- SELECTED EXCERPT
[Start of section]

A moment I will treasure forever and never forget as Barn Owl’s are one of my favorite birds and to have seen this was great.
My “Dippers Of The Dale” article I wrote and supplied the images to in October’s issue of Birdwatching Magazine has had a great response from it’s readers and colleagues and friends of mine.The Dipper has been a bird that has captivated me since I was a small boy and Lathkill Dale NNR in the Peak District is a beautiful place and one of the best place’s in the country to see these amazing ‘Masters of the river’ as I call them
A sample of the response’s can be seen below in an email sent to the Editor Of Birdwatching Magazine;
Dear Editor-Bird Watching Magazine, I wish to congratulate Craig Jones on his article(October 2009 Edition-Birdwatching Magazine)on the continuing bad behaviour of some dog walkers in Lathkill Dale in the Peak District.Reading his article I was powerfully reminded of witnessing dogs encouraged to enter the water by their owners whilst walking in Lathkill Dale earlier this year.As a keen birdwatcher,I wrote to the Peak District National Park Authorityand to Natural england and received helpful letters from them both.
The rules talk about the requirement to keep a dog under ‘close control’ but as Craig indicates in his article,this is clearly not sufficient.The Natural England correspondent wrote that is was their view that a requirement to keep all dogs on leads would not tackle the persistent offenders.I am afraid that dog proof fencing of the waters is now required as Craig seem’s to suggest.In any case,I would like to encourage visitors to the Dales to report incidents of poorly controlled effort to promote stricter protection for the Dipper and the other wildlife.
Dr D Brawn
The situation is affecting a lot of visitor’s to this area and many other places around the country where freshwater meets Dogs and Dippers/Wildlife and the more the issue is raised the more people will know and maybe something will change.I would like to thank Matt Merritt/Features Editor for allowing me to highlight this issue in such a great manner in your magazine and hopefully I can keep your readers up to date with developments to see if anything has changed there.
I hope to educate others to change our approach on how we view wildlife so we can conserve the beauty around us and protect the Dipper,to allow future generations to enjoy the same charismatic behaviour that sparked my love for this bird.
My Image ‘Family Life’ in the ‘Habitat’ category was commended and short-listed from thousands of entries and forms part of the BWPA Exhibition touring the country over the next ten months.
The image is a photographic account of life for a family of Shag’s on the rocky stacks/cliffs of Staple Island, one of the many islands that make up the Farnes.Shags are part of the Cormorant family and their name ‘Shag’ refers to their prominet crest on the front of their heads.
In this photograph I wanted to capture the adult to the left and the mother with the chicks to the right, the mainland can be seen in the distance, and also the shag’s nest of rotting seaweed and twigs held together by the birds own guano can be seen on the right.I got covered in guano obtaining this photograph, by lying in it for sometime to obtain this ‘POV’. They are a beautiful bird with their dark, glossy green plumage and have a ‘Prehistoric’ look about them
I had a lovely evening at the private viewing at Hoopers Gallery,London on the 23rd of September and it was an honour to have one of my images shortlisted and chosen by the judges, I met some very nice people also at the awards,brilliant and inspiring images on show in a lovely gallery.
To see where the Exhibition will be please click on the following link BWPA
I wish the BWPA all the sucess in the future and thanks for a great night.

[End of section]

- Source data
[Start of section]

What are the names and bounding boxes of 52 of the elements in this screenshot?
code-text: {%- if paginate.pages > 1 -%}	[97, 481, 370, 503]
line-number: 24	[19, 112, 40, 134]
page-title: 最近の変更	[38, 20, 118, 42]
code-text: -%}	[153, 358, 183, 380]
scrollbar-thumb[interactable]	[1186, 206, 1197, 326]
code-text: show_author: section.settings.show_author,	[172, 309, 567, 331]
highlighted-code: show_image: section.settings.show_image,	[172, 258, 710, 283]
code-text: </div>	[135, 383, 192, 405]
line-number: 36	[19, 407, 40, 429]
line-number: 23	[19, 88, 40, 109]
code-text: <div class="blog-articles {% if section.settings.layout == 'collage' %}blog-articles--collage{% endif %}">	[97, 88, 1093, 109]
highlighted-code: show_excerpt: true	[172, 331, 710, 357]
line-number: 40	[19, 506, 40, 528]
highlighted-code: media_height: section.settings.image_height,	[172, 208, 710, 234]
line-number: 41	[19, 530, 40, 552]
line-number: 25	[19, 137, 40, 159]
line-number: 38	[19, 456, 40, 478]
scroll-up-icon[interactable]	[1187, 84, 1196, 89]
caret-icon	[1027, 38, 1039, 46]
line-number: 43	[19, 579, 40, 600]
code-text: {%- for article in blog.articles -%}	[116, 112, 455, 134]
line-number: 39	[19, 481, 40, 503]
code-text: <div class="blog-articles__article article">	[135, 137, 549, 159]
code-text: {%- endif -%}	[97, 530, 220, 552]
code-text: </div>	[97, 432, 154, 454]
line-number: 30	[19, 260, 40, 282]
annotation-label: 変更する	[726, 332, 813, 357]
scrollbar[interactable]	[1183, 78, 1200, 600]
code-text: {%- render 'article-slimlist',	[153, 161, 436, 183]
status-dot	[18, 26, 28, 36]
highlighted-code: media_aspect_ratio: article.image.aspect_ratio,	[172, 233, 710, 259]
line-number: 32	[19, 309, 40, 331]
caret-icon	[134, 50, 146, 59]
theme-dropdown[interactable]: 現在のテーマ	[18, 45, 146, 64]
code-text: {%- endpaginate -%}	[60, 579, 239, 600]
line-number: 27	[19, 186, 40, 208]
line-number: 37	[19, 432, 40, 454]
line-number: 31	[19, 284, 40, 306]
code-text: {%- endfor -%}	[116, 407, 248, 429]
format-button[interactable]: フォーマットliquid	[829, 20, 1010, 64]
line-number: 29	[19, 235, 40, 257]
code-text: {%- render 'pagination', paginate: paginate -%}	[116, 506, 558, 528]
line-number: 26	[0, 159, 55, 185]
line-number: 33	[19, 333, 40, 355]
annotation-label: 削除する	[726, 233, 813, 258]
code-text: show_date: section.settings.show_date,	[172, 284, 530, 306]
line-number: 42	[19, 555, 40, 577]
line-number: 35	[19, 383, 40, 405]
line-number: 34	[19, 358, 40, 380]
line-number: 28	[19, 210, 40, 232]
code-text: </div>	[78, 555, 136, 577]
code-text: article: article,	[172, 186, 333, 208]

[End of section]

- TASKS
a) Write out the section of the birdwatching excerpt that opens with the words containing "I hope to educate" and closes with "next ten months.", copying it word for word.
b) Recast the paragraph of the birdwatching excerpt beginning "I had a lovely evening" as a short bulleted list that keeps its main facts.

- SOLUTION SET
a)
I hope to educate others to change our approach on how we view wildlife so we can conserve the beauty around us and protect the Dipper,to allow future generations to enjoy the same charismatic behaviour that sparked my love for this bird.
My Image ‘Family Life’ in the ‘Habitat’ category was commended and short-listed from thousands of entries and forms part of the BWPA Exhibition touring the country over the next ten months.

b)
- Attended the private viewing at Hoopers Gallery, London, on the 23rd of September
- Considered it an honour that one of the images was shortlisted and chosen by the judges
- Met some very nice people at the awards
- Saw brilliant and inspiring images on show in a lovely gallery